Exercise goal:
Restate every entry word for word.

=-=-=

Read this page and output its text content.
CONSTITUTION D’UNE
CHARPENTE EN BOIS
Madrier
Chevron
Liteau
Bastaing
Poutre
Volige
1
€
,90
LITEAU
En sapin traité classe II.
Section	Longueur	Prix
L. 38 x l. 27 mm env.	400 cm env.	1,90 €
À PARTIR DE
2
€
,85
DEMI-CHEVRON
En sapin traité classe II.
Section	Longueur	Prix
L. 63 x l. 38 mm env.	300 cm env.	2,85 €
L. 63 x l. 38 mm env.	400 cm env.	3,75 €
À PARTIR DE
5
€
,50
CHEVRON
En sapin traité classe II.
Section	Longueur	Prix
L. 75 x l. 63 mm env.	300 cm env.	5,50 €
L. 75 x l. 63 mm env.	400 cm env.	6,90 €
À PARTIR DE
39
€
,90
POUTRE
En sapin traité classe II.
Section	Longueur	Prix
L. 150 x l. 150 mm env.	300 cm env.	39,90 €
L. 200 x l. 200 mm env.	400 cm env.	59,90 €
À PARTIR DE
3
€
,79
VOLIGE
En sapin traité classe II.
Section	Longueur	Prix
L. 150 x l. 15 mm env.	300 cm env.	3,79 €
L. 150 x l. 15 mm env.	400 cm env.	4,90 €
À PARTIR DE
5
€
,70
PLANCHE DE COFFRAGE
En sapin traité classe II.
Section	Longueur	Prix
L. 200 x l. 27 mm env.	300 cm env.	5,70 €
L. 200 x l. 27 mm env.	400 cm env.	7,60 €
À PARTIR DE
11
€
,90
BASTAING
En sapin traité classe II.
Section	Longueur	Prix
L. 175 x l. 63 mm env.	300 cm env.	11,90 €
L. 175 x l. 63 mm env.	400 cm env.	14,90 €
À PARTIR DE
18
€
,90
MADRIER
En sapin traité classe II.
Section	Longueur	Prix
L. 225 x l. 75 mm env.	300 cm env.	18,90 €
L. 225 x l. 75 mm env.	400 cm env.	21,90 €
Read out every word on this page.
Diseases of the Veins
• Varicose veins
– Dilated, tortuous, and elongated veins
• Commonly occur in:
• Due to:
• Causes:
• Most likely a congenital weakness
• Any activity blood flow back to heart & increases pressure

=-=-=

Result:
Read this page and output its text content.
CONSTITUTION D’UNE
CHARPENTE EN BOIS
Madrier
Chevron
Liteau
Bastaing
Poutre
Volige
1
€
,90
LITEAU
En sapin traité classe II.
Section	Longueur	Prix
L. 38 x l. 27 mm env.	400 cm env.	1,90 €
À PARTIR DE
2
€
,85
DEMI-CHEVRON
En sapin traité classe II.
Section	Longueur	Prix
L. 63 x l. 38 mm env.	300 cm env.	2,85 €
L. 63 x l. 38 mm env.	400 cm env.	3,75 €
À PARTIR DE
5
€
,50
CHEVRON
En sapin traité classe II.
Section	Longueur	Prix
L. 75 x l. 63 mm env.	300 cm env.	5,50 €
L. 75 x l. 63 mm env.	400 cm env.	6,90 €
À PARTIR DE
39
€
,90
POUTRE
En sapin traité classe II.
Section	Longueur	Prix
L. 150 x l. 150 mm env.	300 cm env.	39,90 €
L. 200 x l. 200 mm env.	400 cm env.	59,90 €
À PARTIR DE
3
€
,79
VOLIGE
En sapin traité classe II.
Section	Longueur	Prix
L. 150 x l. 15 mm env.	300 cm env.	3,79 €
L. 150 x l. 15 mm env.	400 cm env.	4,90 €
À PARTIR DE
5
€
,70
PLANCHE DE COFFRAGE
En sapin traité classe II.
Section	Longueur	Prix
L. 200 x l. 27 mm env.	300 cm env.	5,70 €
L. 200 x l. 27 mm env.	400 cm env.	7,60 €
À PARTIR DE
11
€
,90
BASTAING
En sapin traité classe II.
Section	Longueur	Prix
L. 175 x l. 63 mm env.	300 cm env.	11,90 €
L. 175 x l. 63 mm env.	400 cm env.	14,90 €
À PARTIR DE
18
€
,90
MADRIER
En sapin traité classe II.
Section	Longueur	Prix
L. 225 x l. 75 mm env.	300 cm env.	18,90 €
L. 225 x l. 75 mm env.	400 cm env.	21,90 €
Read out every word on this page.
Diseases of the Veins
• Varicose veins
– Dilated, tortuous, and elongated veins
• Commonly occur in:
• Due to:
• Causes:
• Most likely a congenital weakness
• Any activity blood flow back to heart & increases pressure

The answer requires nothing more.